Start of Block

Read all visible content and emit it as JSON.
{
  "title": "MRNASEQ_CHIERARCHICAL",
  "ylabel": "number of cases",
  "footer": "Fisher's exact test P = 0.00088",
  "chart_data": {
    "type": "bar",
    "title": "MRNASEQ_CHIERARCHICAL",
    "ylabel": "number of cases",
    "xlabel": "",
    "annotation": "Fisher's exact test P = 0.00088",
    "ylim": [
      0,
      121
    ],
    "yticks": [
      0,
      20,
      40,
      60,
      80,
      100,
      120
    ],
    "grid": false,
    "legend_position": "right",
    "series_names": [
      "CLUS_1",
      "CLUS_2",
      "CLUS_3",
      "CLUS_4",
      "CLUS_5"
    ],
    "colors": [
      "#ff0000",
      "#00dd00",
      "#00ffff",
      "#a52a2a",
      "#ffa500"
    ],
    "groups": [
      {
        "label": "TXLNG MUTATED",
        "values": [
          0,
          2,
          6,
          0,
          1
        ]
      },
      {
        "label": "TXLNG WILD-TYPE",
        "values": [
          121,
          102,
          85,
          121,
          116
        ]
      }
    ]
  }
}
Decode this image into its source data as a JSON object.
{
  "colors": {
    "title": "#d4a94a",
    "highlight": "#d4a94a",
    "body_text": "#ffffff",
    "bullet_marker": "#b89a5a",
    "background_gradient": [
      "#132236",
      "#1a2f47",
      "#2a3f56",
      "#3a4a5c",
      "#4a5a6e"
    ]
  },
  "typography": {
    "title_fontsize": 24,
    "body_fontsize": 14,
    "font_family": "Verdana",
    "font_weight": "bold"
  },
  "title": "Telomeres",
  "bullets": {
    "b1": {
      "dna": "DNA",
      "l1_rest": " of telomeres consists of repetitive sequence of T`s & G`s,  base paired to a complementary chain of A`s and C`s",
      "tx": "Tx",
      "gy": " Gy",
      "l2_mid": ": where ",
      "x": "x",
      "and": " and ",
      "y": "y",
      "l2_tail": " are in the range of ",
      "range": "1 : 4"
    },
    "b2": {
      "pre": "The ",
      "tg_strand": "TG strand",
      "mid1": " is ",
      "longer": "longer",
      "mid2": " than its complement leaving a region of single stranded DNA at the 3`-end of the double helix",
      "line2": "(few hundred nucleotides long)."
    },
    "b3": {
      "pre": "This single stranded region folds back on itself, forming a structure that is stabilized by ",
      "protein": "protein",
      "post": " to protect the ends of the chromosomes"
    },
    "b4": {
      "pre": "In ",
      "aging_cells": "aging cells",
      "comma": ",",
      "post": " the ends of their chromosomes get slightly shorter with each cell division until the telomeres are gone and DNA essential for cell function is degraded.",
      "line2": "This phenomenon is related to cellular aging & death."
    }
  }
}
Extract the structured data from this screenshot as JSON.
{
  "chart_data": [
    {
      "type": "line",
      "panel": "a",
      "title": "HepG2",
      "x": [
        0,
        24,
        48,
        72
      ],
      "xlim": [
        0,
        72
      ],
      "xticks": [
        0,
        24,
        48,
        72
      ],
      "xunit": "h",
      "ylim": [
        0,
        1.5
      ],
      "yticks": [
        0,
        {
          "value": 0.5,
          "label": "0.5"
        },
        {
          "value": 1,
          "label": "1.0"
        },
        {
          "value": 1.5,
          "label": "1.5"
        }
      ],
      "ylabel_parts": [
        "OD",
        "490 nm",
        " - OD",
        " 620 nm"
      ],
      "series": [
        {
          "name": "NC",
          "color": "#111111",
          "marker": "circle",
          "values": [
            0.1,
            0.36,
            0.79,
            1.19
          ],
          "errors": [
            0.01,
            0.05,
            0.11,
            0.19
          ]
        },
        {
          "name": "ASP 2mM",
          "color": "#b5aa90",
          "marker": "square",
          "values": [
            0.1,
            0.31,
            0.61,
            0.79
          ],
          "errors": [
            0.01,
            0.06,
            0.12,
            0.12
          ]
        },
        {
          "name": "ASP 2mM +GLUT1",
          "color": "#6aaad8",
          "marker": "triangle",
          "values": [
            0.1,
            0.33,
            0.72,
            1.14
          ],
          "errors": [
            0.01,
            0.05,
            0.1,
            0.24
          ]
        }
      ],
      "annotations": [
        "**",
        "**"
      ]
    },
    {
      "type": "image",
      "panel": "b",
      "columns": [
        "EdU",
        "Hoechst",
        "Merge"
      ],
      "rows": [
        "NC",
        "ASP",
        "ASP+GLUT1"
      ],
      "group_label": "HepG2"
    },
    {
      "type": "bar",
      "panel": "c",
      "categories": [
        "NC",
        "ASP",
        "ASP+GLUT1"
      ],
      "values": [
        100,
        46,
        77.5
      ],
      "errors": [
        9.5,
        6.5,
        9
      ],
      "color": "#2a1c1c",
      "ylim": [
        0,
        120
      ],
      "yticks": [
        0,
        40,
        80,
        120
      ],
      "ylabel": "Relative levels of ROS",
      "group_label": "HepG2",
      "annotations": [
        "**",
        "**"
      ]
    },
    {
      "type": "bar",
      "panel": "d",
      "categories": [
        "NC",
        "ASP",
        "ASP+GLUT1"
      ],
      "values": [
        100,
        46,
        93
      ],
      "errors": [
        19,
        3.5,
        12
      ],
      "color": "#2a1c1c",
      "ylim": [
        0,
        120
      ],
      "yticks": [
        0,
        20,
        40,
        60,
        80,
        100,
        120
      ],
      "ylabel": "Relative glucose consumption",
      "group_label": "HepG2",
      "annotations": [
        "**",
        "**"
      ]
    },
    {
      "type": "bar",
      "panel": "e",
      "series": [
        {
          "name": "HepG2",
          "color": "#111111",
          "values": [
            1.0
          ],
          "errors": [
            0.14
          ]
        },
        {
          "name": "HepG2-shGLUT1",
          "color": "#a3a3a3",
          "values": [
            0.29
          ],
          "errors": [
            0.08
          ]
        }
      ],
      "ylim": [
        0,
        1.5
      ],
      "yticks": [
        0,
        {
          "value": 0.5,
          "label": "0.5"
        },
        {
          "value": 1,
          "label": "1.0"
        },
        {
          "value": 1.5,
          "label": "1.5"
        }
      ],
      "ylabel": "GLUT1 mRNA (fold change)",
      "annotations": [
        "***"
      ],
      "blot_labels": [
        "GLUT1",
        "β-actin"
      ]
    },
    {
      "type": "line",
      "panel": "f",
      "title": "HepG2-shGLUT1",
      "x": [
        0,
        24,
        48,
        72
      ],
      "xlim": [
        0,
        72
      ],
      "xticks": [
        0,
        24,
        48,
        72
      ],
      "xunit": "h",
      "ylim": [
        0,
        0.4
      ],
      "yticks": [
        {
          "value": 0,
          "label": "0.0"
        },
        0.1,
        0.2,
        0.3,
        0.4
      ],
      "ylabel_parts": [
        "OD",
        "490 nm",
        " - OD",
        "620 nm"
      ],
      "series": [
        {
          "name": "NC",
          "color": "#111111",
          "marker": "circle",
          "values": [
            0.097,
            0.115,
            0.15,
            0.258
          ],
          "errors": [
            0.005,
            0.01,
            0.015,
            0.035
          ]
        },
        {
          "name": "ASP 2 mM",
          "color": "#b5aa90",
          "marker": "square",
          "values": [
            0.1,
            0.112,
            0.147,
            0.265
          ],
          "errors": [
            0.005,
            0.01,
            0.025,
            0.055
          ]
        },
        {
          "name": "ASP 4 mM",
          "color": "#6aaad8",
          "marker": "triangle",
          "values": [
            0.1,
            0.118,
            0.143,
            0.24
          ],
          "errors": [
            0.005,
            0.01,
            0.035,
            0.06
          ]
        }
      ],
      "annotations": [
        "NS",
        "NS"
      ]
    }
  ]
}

End of Block

**What to produce**
In this exercise, repeat all entries exactly.

**Task response**
Read all visible content and emit it as JSON.
{
  "title": "MRNASEQ_CHIERARCHICAL",
  "ylabel": "number of cases",
  "footer": "Fisher's exact test P = 0.00088",
  "chart_data": {
    "type": "bar",
    "title": "MRNASEQ_CHIERARCHICAL",
    "ylabel": "number of cases",
    "xlabel": "",
    "annotation": "Fisher's exact test P = 0.00088",
    "ylim": [
      0,
      121
    ],
    "yticks": [
      0,
      20,
      40,
      60,
      80,
      100,
      120
    ],
    "grid": false,
    "legend_position": "right",
    "series_names": [
      "CLUS_1",
      "CLUS_2",
      "CLUS_3",
      "CLUS_4",
      "CLUS_5"
    ],
    "colors": [
      "#ff0000",
      "#00dd00",
      "#00ffff",
      "#a52a2a",
      "#ffa500"
    ],
    "groups": [
      {
        "label": "TXLNG MUTATED",
        "values": [
          0,
          2,
          6,
          0,
          1
        ]
      },
      {
        "label": "TXLNG WILD-TYPE",
        "values": [
          121,
          102,
          85,
          121,
          116
        ]
      }
    ]
  }
}
Decode this image into its source data as a JSON object.
{
  "colors": {
    "title": "#d4a94a",
    "highlight": "#d4a94a",
    "body_text": "#ffffff",
    "bullet_marker": "#b89a5a",
    "background_gradient": [
      "#132236",
      "#1a2f47",
      "#2a3f56",
      "#3a4a5c",
      "#4a5a6e"
    ]
  },
  "typography": {
    "title_fontsize": 24,
    "body_fontsize": 14,
    "font_family": "Verdana",
    "font_weight": "bold"
  },
  "title": "Telomeres",
  "bullets": {
    "b1": {
      "dna": "DNA",
      "l1_rest": " of telomeres consists of repetitive sequence of T`s & G`s,  base paired to a complementary chain of A`s and C`s",
      "tx": "Tx",
      "gy": " Gy",
      "l2_mid": ": where ",
      "x": "x",
      "and": " and ",
      "y": "y",
      "l2_tail": " are in the range of ",
      "range": "1 : 4"
    },
    "b2": {
      "pre": "The ",
      "tg_strand": "TG strand",
      "mid1": " is ",
      "longer": "longer",
      "mid2": " than its complement leaving a region of single stranded DNA at the 3`-end of the double helix",
      "line2": "(few hundred nucleotides long)."
    },
    "b3": {
      "pre": "This single stranded region folds back on itself, forming a structure that is stabilized by ",
      "protein": "protein",
      "post": " to protect the ends of the chromosomes"
    },
    "b4": {
      "pre": "In ",
      "aging_cells": "aging cells",
      "comma": ",",
      "post": " the ends of their chromosomes get slightly shorter with each cell division until the telomeres are gone and DNA essential for cell function is degraded.",
      "line2": "This phenomenon is related to cellular aging & death."
    }
  }
}
Extract the structured data from this screenshot as JSON.
{
  "chart_data": [
    {
      "type": "line",
      "panel": "a",
      "title": "HepG2",
      "x": [
        0,
        24,
        48,
        72
      ],
      "xlim": [
        0,
        72
      ],
      "xticks": [
        0,
        24,
        48,
        72
      ],
      "xunit": "h",
      "ylim": [
        0,
        1.5
      ],
      "yticks": [
        0,
        {
          "value": 0.5,
          "label": "0.5"
        },
        {
          "value": 1,
          "label": "1.0"
        },
        {
          "value": 1.5,
          "label": "1.5"
        }
      ],
      "ylabel_parts": [
        "OD",
        "490 nm",
        " - OD",
        " 620 nm"
      ],
      "series": [
        {
          "name": "NC",
          "color": "#111111",
          "marker": "circle",
          "values": [
            0.1,
            0.36,
            0.79,
            1.19
          ],
          "errors": [
            0.01,
            0.05,
            0.11,
            0.19
          ]
        },
        {
          "name": "ASP 2mM",
          "color": "#b5aa90",
          "marker": "square",
          "values": [
            0.1,
            0.31,
            0.61,
            0.79
          ],
          "errors": [
            0.01,
            0.06,
            0.12,
            0.12
          ]
        },
        {
          "name": "ASP 2mM +GLUT1",
          "color": "#6aaad8",
          "marker": "triangle",
          "values": [
            0.1,
            0.33,
            0.72,
            1.14
          ],
          "errors": [
            0.01,
            0.05,
            0.1,
            0.24
          ]
        }
      ],
      "annotations": [
        "**",
        "**"
      ]
    },
    {
      "type": "image",
      "panel": "b",
      "columns": [
        "EdU",
        "Hoechst",
        "Merge"
      ],
      "rows": [
        "NC",
        "ASP",
        "ASP+GLUT1"
      ],
      "group_label": "HepG2"
    },
    {
      "type": "bar",
      "panel": "c",
      "categories": [
        "NC",
        "ASP",
        "ASP+GLUT1"
      ],
      "values": [
        100,
        46,
        77.5
      ],
      "errors": [
        9.5,
        6.5,
        9
      ],
      "color": "#2a1c1c",
      "ylim": [
        0,
        120
      ],
      "yticks": [
        0,
        40,
        80,
        120
      ],
      "ylabel": "Relative levels of ROS",
      "group_label": "HepG2",
      "annotations": [
        "**",
        "**"
      ]
    },
    {
      "type": "bar",
      "panel": "d",
      "categories": [
        "NC",
        "ASP",
        "ASP+GLUT1"
      ],
      "values": [
        100,
        46,
        93
      ],
      "errors": [
        19,
        3.5,
        12
      ],
      "color": "#2a1c1c",
      "ylim": [
        0,
        120
      ],
      "yticks": [
        0,
        20,
        40,
        60,
        80,
        100,
        120
      ],
      "ylabel": "Relative glucose consumption",
      "group_label": "HepG2",
      "annotations": [
        "**",
        "**"
      ]
    },
    {
      "type": "bar",
      "panel": "e",
      "series": [
        {
          "name": "HepG2",
          "color": "#111111",
          "values": [
            1.0
          ],
          "errors": [
            0.14
          ]
        },
        {
          "name": "HepG2-shGLUT1",
          "color": "#a3a3a3",
          "values": [
            0.29
          ],
          "errors": [
            0.08
          ]
        }
      ],
      "ylim": [
        0,
        1.5
      ],
      "yticks": [
        0,
        {
          "value": 0.5,
          "label": "0.5"
        },
        {
          "value": 1,
          "label": "1.0"
        },
        {
          "value": 1.5,
          "label": "1.5"
        }
      ],
      "ylabel": "GLUT1 mRNA (fold change)",
      "annotations": [
        "***"
      ],
      "blot_labels": [
        "GLUT1",
        "β-actin"
      ]
    },
    {
      "type": "line",
      "panel": "f",
      "title": "HepG2-shGLUT1",
      "x": [
        0,
        24,
        48,
        72
      ],
      "xlim": [
        0,
        72
      ],
      "xticks": [
        0,
        24,
        48,
        72
      ],
      "xunit": "h",
      "ylim": [
        0,
        0.4
      ],
      "yticks": [
        {
          "value": 0,
          "label": "0.0"
        },
        0.1,
        0.2,
        0.3,
        0.4
      ],
      "ylabel_parts": [
        "OD",
        "490 nm",
        " - OD",
        "620 nm"
      ],
      "series": [
        {
          "name": "NC",
          "color": "#111111",
          "marker": "circle",
          "values": [
            0.097,
            0.115,
            0.15,
            0.258
          ],
          "errors": [
            0.005,
            0.01,
            0.015,
            0.035
          ]
        },
        {
          "name": "ASP 2 mM",
          "color": "#b5aa90",
          "marker": "square",
          "values": [
            0.1,
            0.112,
            0.147,
            0.265
          ],
          "errors": [
            0.005,
            0.01,
            0.025,
            0.055
          ]
        },
        {
          "name": "ASP 4 mM",
          "color": "#6aaad8",
          "marker": "triangle",
          "values": [
            0.1,
            0.118,
            0.143,
            0.24
          ],
          "errors": [
            0.005,
            0.01,
            0.035,
            0.06
          ]
        }
      ],
      "annotations": [
        "NS",
        "NS"
      ]
    }
  ]
}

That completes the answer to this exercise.